What you need to do → Collect the lines of the entries where "color" shows up.

─── Data provided ───

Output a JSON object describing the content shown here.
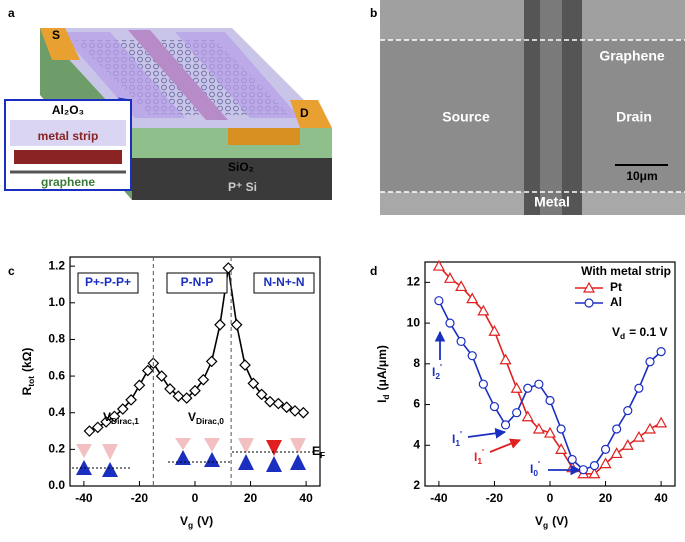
{
  "panel_labels": [
    "a",
    "b",
    "c",
    "d"
  ],
  "schematic": {
    "source": "S",
    "drain": "D",
    "oxide": "Al₂O₃",
    "strip": "metal strip",
    "graphene": "graphene",
    "sio2": "SiO₂",
    "substrate": "P⁺ Si"
  },
  "sem": {
    "top": "Graphene",
    "left": "Source",
    "right": "Drain",
    "bottom": "Metal",
    "scale_bar": "10μm"
  },
  "chart_data": [
    {
      "type": "line",
      "marker": "diamond",
      "color": "#000000",
      "x": [
        -38,
        -35,
        -32,
        -29,
        -26,
        -23,
        -20,
        -17,
        -15,
        -12,
        -9,
        -6,
        -3,
        0,
        3,
        6,
        9,
        12,
        15,
        18,
        21,
        24,
        27,
        30,
        33,
        36,
        39
      ],
      "values": [
        0.3,
        0.32,
        0.35,
        0.38,
        0.42,
        0.47,
        0.55,
        0.63,
        0.67,
        0.6,
        0.53,
        0.49,
        0.48,
        0.52,
        0.58,
        0.68,
        0.88,
        1.19,
        0.88,
        0.66,
        0.56,
        0.5,
        0.46,
        0.45,
        0.43,
        0.41,
        0.4
      ],
      "xlim": [
        -45,
        45
      ],
      "xticks": [
        -40,
        -20,
        0,
        20,
        40
      ],
      "ylim": [
        0,
        1.25
      ],
      "yticks": [
        {
          "value": 0,
          "label": "0.0"
        },
        0.2,
        0.4,
        0.6,
        0.8,
        {
          "value": 1,
          "label": "1.0"
        },
        1.2
      ],
      "x_label": {
        "main": "V",
        "sub": "g",
        "rest": "(V)"
      },
      "y_label": {
        "main": "R",
        "sub": "tot",
        "rest": "(kΩ)"
      },
      "vlines": [
        -15,
        13
      ],
      "regions": [
        "P+-P-P+",
        "P-N-P",
        "N-N+-N"
      ],
      "dirac_labels": [
        {
          "main": "V",
          "sub": "Dirac,1"
        },
        {
          "main": "V",
          "sub": "Dirac,0"
        }
      ],
      "fermi_label": {
        "main": "E",
        "sub": "F"
      }
    },
    {
      "type": "line",
      "x": [
        -40,
        -36,
        -32,
        -28,
        -24,
        -20,
        -16,
        -12,
        -8,
        -4,
        0,
        4,
        8,
        12,
        16,
        20,
        24,
        28,
        32,
        36,
        40
      ],
      "series": [
        {
          "name": "Pt",
          "color": "#e02020",
          "marker": "triangle",
          "values": [
            12.8,
            12.2,
            11.8,
            11.2,
            10.6,
            9.6,
            8.2,
            6.8,
            5.4,
            4.8,
            4.6,
            3.8,
            2.9,
            2.6,
            2.6,
            3.1,
            3.6,
            4.0,
            4.4,
            4.8,
            5.1
          ]
        },
        {
          "name": "Al",
          "color": "#1a2fc0",
          "marker": "circle",
          "values": [
            11.1,
            10.0,
            9.1,
            8.4,
            7.0,
            5.9,
            5.0,
            5.6,
            6.8,
            7.0,
            6.2,
            4.8,
            3.3,
            2.8,
            3.0,
            3.8,
            4.8,
            5.7,
            6.8,
            8.1,
            8.6
          ]
        }
      ],
      "xlim": [
        -45,
        45
      ],
      "xticks": [
        -40,
        -20,
        0,
        20,
        40
      ],
      "ylim": [
        2,
        13
      ],
      "yticks": [
        2,
        4,
        6,
        8,
        10,
        12
      ],
      "x_label": {
        "main": "V",
        "sub": "g",
        "rest": "(V)"
      },
      "y_label": {
        "main": "I",
        "sub": "d",
        "rest": "(μA/μm)"
      },
      "legend_title": "With metal strip",
      "annotation": {
        "main": "V",
        "sub": "d",
        "rest": "= 0.1 V"
      },
      "current_labels": [
        {
          "main": "I",
          "sub": "2",
          "sup": "'"
        },
        {
          "main": "I",
          "sub": "1",
          "sup": "'"
        },
        {
          "main": "I",
          "sub": "1",
          "sup": "'"
        },
        {
          "main": "I",
          "sub": "0",
          "sup": "'"
        }
      ]
    }
  ]
}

───

Exercise output →
      "color": "#000000",
          "color": "#e02020",
          "color": "#1a2fc0",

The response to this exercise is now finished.